INSTRUCTIONS FOR THE TASK: Restate all of the entries exactly, dropping any pictures they hold.

TASK INPUTS:
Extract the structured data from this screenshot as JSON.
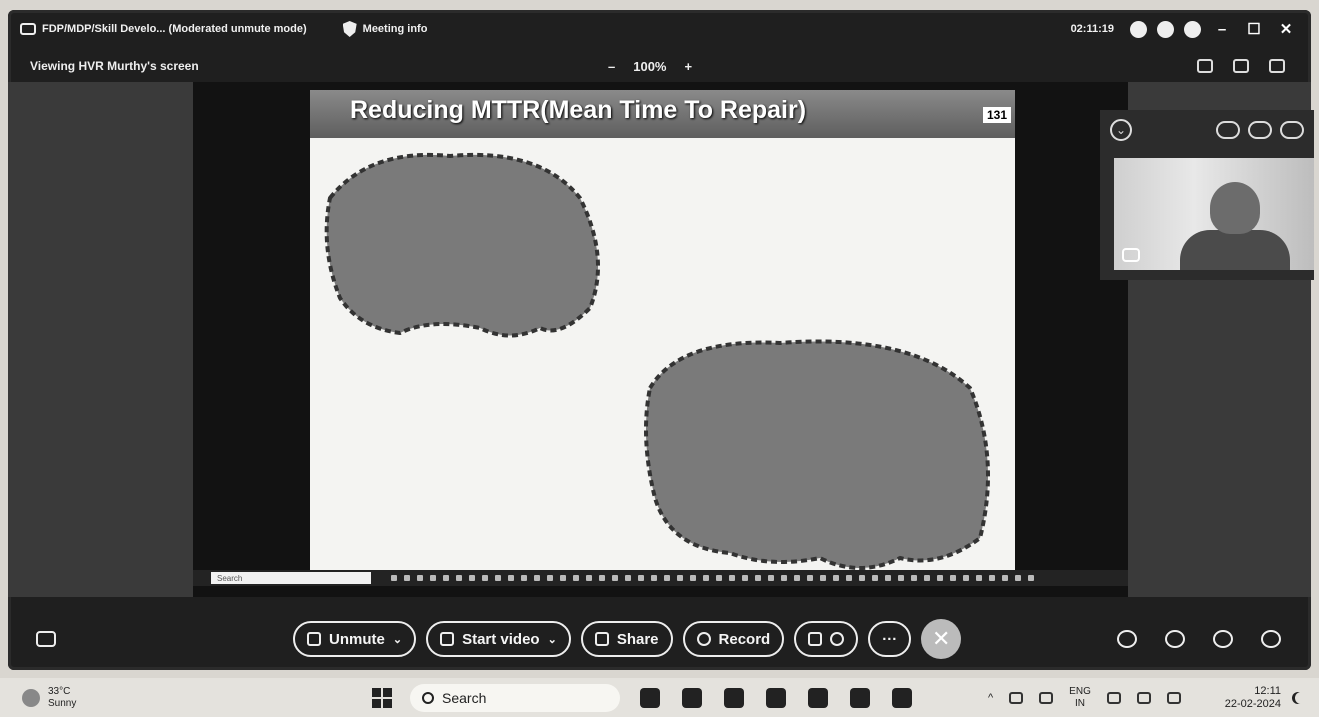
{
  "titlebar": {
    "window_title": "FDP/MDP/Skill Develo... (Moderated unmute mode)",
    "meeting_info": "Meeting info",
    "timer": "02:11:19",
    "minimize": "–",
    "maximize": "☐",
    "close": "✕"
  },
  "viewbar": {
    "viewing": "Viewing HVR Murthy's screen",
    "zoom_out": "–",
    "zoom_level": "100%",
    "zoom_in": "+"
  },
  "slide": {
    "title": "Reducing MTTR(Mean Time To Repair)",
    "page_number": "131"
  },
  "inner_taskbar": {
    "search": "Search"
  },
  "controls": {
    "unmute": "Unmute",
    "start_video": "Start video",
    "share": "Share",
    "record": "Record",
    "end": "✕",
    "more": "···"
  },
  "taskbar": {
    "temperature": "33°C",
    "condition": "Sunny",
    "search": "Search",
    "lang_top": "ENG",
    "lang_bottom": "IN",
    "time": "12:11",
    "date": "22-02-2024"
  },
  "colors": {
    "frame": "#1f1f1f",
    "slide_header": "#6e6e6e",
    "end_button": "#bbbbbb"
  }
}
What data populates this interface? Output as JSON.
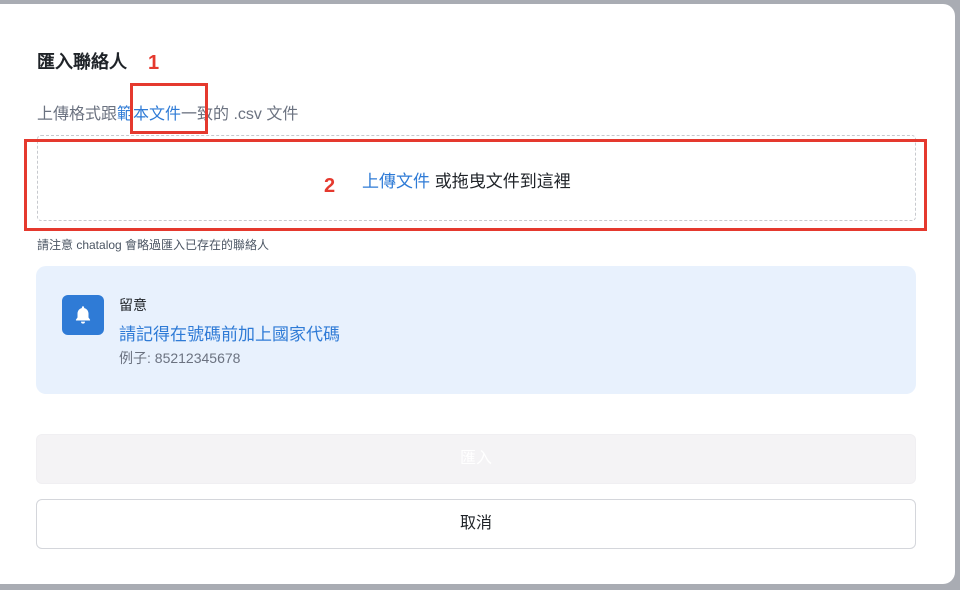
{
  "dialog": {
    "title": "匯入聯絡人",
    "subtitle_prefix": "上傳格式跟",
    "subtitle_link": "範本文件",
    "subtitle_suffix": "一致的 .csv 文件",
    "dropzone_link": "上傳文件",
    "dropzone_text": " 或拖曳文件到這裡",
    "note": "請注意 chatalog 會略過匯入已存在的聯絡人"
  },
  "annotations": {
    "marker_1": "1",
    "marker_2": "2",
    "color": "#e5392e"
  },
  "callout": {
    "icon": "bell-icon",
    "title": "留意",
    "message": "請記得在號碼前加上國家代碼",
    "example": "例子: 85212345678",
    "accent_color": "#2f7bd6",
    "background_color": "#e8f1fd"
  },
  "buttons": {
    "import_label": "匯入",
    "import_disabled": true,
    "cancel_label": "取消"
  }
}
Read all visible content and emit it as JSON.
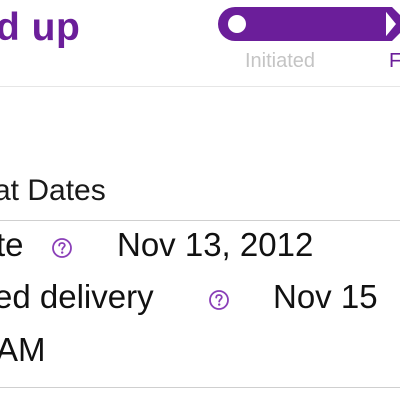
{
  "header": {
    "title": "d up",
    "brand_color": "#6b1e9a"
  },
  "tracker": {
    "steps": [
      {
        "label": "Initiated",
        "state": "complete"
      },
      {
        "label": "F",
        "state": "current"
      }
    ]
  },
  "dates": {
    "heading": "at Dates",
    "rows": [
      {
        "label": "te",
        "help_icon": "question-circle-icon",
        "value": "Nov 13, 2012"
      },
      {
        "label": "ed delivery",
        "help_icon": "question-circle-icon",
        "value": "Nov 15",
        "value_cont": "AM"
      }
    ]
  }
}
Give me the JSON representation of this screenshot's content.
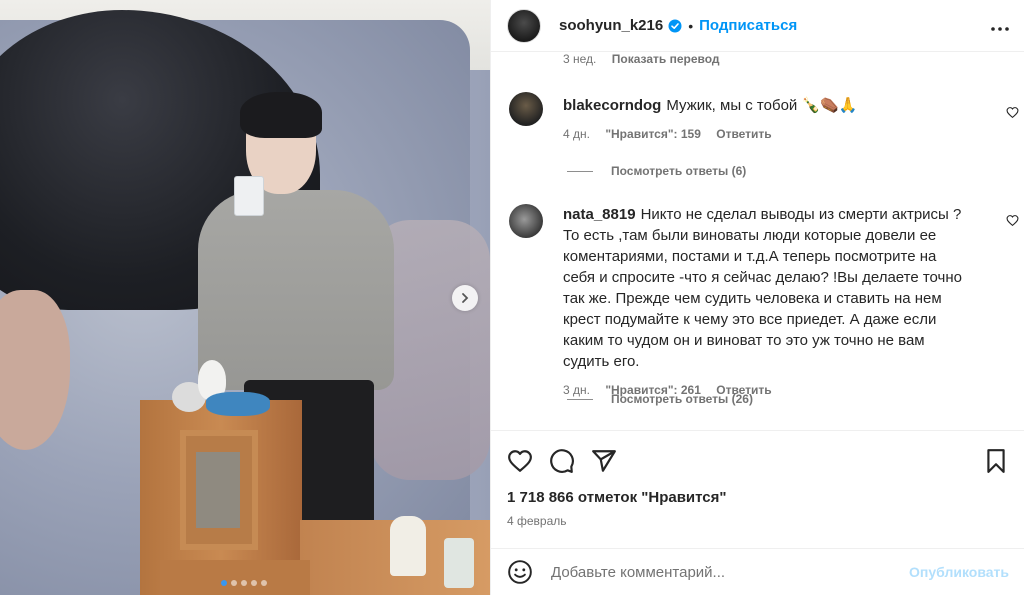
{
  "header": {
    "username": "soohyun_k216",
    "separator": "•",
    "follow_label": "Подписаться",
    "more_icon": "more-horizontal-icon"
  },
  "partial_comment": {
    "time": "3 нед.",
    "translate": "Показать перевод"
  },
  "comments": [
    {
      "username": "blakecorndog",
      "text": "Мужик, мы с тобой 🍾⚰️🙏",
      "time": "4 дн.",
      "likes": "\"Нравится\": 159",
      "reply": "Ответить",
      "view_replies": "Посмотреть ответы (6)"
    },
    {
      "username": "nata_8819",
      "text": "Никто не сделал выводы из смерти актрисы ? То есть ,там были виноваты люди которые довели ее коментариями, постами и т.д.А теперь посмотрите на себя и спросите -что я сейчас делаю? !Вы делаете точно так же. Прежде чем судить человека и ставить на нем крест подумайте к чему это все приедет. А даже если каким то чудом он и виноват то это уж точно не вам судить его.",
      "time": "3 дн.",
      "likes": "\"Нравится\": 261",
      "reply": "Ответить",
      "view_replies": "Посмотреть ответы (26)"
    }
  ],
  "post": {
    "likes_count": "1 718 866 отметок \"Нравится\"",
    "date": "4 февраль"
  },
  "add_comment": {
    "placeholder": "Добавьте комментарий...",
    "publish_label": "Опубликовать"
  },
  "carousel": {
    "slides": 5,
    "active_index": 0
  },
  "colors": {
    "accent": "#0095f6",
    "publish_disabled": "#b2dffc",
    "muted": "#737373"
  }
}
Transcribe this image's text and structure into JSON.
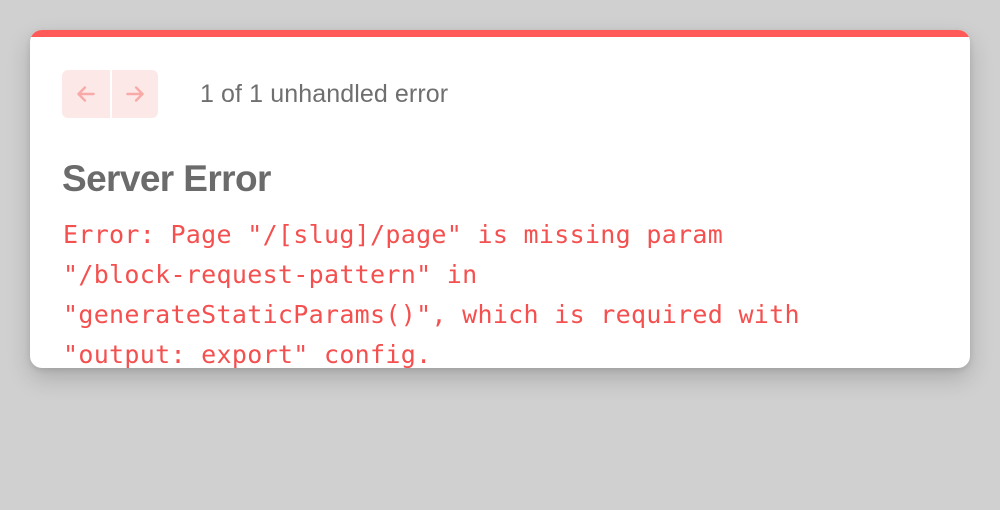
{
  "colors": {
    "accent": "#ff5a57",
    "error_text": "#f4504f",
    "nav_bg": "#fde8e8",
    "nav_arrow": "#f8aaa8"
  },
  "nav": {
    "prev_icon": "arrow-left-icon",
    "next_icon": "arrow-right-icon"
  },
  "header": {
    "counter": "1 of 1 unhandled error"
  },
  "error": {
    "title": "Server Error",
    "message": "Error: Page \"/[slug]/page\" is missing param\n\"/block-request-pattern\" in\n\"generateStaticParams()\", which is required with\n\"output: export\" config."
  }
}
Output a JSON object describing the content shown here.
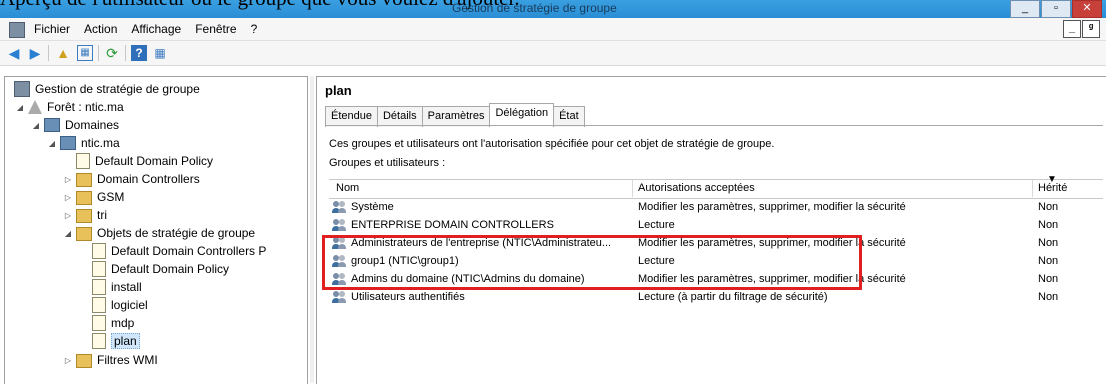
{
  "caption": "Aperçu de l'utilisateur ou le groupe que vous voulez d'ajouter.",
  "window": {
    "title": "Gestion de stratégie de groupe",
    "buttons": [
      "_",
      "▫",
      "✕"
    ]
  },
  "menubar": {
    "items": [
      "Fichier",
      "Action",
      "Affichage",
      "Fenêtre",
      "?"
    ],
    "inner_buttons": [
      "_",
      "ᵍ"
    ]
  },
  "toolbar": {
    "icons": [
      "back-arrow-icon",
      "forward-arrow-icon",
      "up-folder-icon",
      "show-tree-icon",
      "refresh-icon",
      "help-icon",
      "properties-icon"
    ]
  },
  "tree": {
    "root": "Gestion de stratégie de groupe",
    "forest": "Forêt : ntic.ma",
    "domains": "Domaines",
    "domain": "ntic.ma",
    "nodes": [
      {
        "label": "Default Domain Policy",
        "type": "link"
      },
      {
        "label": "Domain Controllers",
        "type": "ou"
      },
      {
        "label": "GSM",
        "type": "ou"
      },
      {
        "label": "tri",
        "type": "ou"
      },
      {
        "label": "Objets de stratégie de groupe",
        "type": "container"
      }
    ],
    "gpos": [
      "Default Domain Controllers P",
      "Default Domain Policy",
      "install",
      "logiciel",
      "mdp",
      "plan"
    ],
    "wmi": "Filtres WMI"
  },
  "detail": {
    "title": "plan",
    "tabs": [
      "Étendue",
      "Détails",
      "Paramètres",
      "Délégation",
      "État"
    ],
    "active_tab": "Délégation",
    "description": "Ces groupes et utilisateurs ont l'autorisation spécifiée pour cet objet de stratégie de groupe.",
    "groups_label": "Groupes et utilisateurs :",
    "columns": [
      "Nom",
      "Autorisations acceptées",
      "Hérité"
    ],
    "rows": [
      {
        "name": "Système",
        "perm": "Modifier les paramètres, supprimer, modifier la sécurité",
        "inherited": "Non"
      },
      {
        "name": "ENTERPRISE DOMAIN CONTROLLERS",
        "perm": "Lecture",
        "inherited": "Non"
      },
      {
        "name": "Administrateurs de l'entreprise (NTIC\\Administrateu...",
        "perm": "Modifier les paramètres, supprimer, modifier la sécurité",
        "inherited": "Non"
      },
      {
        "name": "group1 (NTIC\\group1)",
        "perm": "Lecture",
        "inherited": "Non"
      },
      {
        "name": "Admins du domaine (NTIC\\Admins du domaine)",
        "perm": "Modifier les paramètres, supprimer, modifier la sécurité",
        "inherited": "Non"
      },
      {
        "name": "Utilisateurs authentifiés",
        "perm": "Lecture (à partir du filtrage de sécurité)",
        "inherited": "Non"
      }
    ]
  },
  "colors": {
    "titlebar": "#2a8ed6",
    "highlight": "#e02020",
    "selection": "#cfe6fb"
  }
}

TASK ANSWER:
Extract the structured data from this screenshot as JSON.
{
  "titlebar": {
    "window_title": "FDP/MDP/Skill Develo... (Moderated unmute mode)",
    "meeting_info": "Meeting info",
    "timer": "02:11:19",
    "minimize": "–",
    "maximize": "☐",
    "close": "✕"
  },
  "viewbar": {
    "viewing": "Viewing HVR Murthy's screen",
    "zoom_out": "–",
    "zoom_level": "100%",
    "zoom_in": "+"
  },
  "slide": {
    "title": "Reducing MTTR(Mean Time To Repair)",
    "page_number": "131"
  },
  "inner_taskbar": {
    "search": "Search"
  },
  "controls": {
    "unmute": "Unmute",
    "start_video": "Start video",
    "share": "Share",
    "record": "Record",
    "end": "✕",
    "more": "···"
  },
  "taskbar": {
    "temperature": "33°C",
    "condition": "Sunny",
    "search": "Search",
    "lang_top": "ENG",
    "lang_bottom": "IN",
    "time": "12:11",
    "date": "22-02-2024"
  },
  "colors": {
    "frame": "#1f1f1f",
    "slide_header": "#6e6e6e",
    "end_button": "#bbbbbb"
  }
}
What data populates this interface? Output as JSON.
{
  "dialog": {
    "title": "匯入聯絡人",
    "subtitle_prefix": "上傳格式跟",
    "subtitle_link": "範本文件",
    "subtitle_suffix": "一致的 .csv 文件",
    "dropzone_link": "上傳文件",
    "dropzone_text": " 或拖曳文件到這裡",
    "note": "請注意 chatalog 會略過匯入已存在的聯絡人"
  },
  "annotations": {
    "marker_1": "1",
    "marker_2": "2",
    "color": "#e5392e"
  },
  "callout": {
    "icon": "bell-icon",
    "title": "留意",
    "message": "請記得在號碼前加上國家代碼",
    "example": "例子: 85212345678",
    "accent_color": "#2f7bd6",
    "background_color": "#e8f1fd"
  },
  "buttons": {
    "import_label": "匯入",
    "import_disabled": true,
    "cancel_label": "取消"
  }
}
Read all visible content and emit it as JSON.
{
  "header": {
    "title": "d up",
    "brand_color": "#6b1e9a"
  },
  "tracker": {
    "steps": [
      {
        "label": "Initiated",
        "state": "complete"
      },
      {
        "label": "F",
        "state": "current"
      }
    ]
  },
  "dates": {
    "heading": "at Dates",
    "rows": [
      {
        "label": "te",
        "help_icon": "question-circle-icon",
        "value": "Nov 13, 2012"
      },
      {
        "label": "ed delivery",
        "help_icon": "question-circle-icon",
        "value": "Nov 15",
        "value_cont": "AM"
      }
    ]
  }
}
Give me the JSON representation of this screenshot's content.
{
  "header": {
    "username": "soohyun_k216",
    "separator": "•",
    "follow_label": "Подписаться",
    "more_icon": "more-horizontal-icon"
  },
  "partial_comment": {
    "time": "3 нед.",
    "translate": "Показать перевод"
  },
  "comments": [
    {
      "username": "blakecorndog",
      "text": "Мужик, мы с тобой 🍾⚰️🙏",
      "time": "4 дн.",
      "likes": "\"Нравится\": 159",
      "reply": "Ответить",
      "view_replies": "Посмотреть ответы (6)"
    },
    {
      "username": "nata_8819",
      "text": "Никто не сделал выводы из смерти актрисы ? То есть ,там были виноваты люди которые довели ее коментариями, постами и т.д.А теперь посмотрите на себя и спросите -что я сейчас делаю? !Вы делаете точно так же. Прежде чем судить человека и ставить на нем крест подумайте к чему это все приедет. А даже если каким то чудом он и виноват то это уж точно не вам судить его.",
      "time": "3 дн.",
      "likes": "\"Нравится\": 261",
      "reply": "Ответить",
      "view_replies": "Посмотреть ответы (26)"
    }
  ],
  "post": {
    "likes_count": "1 718 866 отметок \"Нравится\"",
    "date": "4 февраль"
  },
  "add_comment": {
    "placeholder": "Добавьте комментарий...",
    "publish_label": "Опубликовать"
  },
  "carousel": {
    "slides": 5,
    "active_index": 0
  },
  "colors": {
    "accent": "#0095f6",
    "publish_disabled": "#b2dffc",
    "muted": "#737373"
  }
}
Transcribe this image's text and structure into JSON.
{
  "colors": {
    "accent": "#ff5a57",
    "error_text": "#f4504f",
    "nav_bg": "#fde8e8",
    "nav_arrow": "#f8aaa8"
  },
  "nav": {
    "prev_icon": "arrow-left-icon",
    "next_icon": "arrow-right-icon"
  },
  "header": {
    "counter": "1 of 1 unhandled error"
  },
  "error": {
    "title": "Server Error",
    "message": "Error: Page \"/[slug]/page\" is missing param\n\"/block-request-pattern\" in\n\"generateStaticParams()\", which is required with\n\"output: export\" config."
  }
}
Output a JSON object describing the content shown here.
{
  "caption": "Aperçu de l'utilisateur ou le groupe que vous voulez d'ajouter.",
  "window": {
    "title": "Gestion de stratégie de groupe",
    "buttons": [
      "_",
      "▫",
      "✕"
    ]
  },
  "menubar": {
    "items": [
      "Fichier",
      "Action",
      "Affichage",
      "Fenêtre",
      "?"
    ],
    "inner_buttons": [
      "_",
      "ᵍ"
    ]
  },
  "toolbar": {
    "icons": [
      "back-arrow-icon",
      "forward-arrow-icon",
      "up-folder-icon",
      "show-tree-icon",
      "refresh-icon",
      "help-icon",
      "properties-icon"
    ]
  },
  "tree": {
    "root": "Gestion de stratégie de groupe",
    "forest": "Forêt : ntic.ma",
    "domains": "Domaines",
    "domain": "ntic.ma",
    "nodes": [
      {
        "label": "Default Domain Policy",
        "type": "link"
      },
      {
        "label": "Domain Controllers",
        "type": "ou"
      },
      {
        "label": "GSM",
        "type": "ou"
      },
      {
        "label": "tri",
        "type": "ou"
      },
      {
        "label": "Objets de stratégie de groupe",
        "type": "container"
      }
    ],
    "gpos": [
      "Default Domain Controllers P",
      "Default Domain Policy",
      "install",
      "logiciel",
      "mdp",
      "plan"
    ],
    "wmi": "Filtres WMI"
  },
  "detail": {
    "title": "plan",
    "tabs": [
      "Étendue",
      "Détails",
      "Paramètres",
      "Délégation",
      "État"
    ],
    "active_tab": "Délégation",
    "description": "Ces groupes et utilisateurs ont l'autorisation spécifiée pour cet objet de stratégie de groupe.",
    "groups_label": "Groupes et utilisateurs :",
    "columns": [
      "Nom",
      "Autorisations acceptées",
      "Hérité"
    ],
    "rows": [
      {
        "name": "Système",
        "perm": "Modifier les paramètres, supprimer, modifier la sécurité",
        "inherited": "Non"
      },
      {
        "name": "ENTERPRISE DOMAIN CONTROLLERS",
        "perm": "Lecture",
        "inherited": "Non"
      },
      {
        "name": "Administrateurs de l'entreprise (NTIC\\Administrateu...",
        "perm": "Modifier les paramètres, supprimer, modifier la sécurité",
        "inherited": "Non"
      },
      {
        "name": "group1 (NTIC\\group1)",
        "perm": "Lecture",
        "inherited": "Non"
      },
      {
        "name": "Admins du domaine (NTIC\\Admins du domaine)",
        "perm": "Modifier les paramètres, supprimer, modifier la sécurité",
        "inherited": "Non"
      },
      {
        "name": "Utilisateurs authentifiés",
        "perm": "Lecture (à partir du filtrage de sécurité)",
        "inherited": "Non"
      }
    ]
  },
  "colors": {
    "titlebar": "#2a8ed6",
    "highlight": "#e02020",
    "selection": "#cfe6fb"
  }
}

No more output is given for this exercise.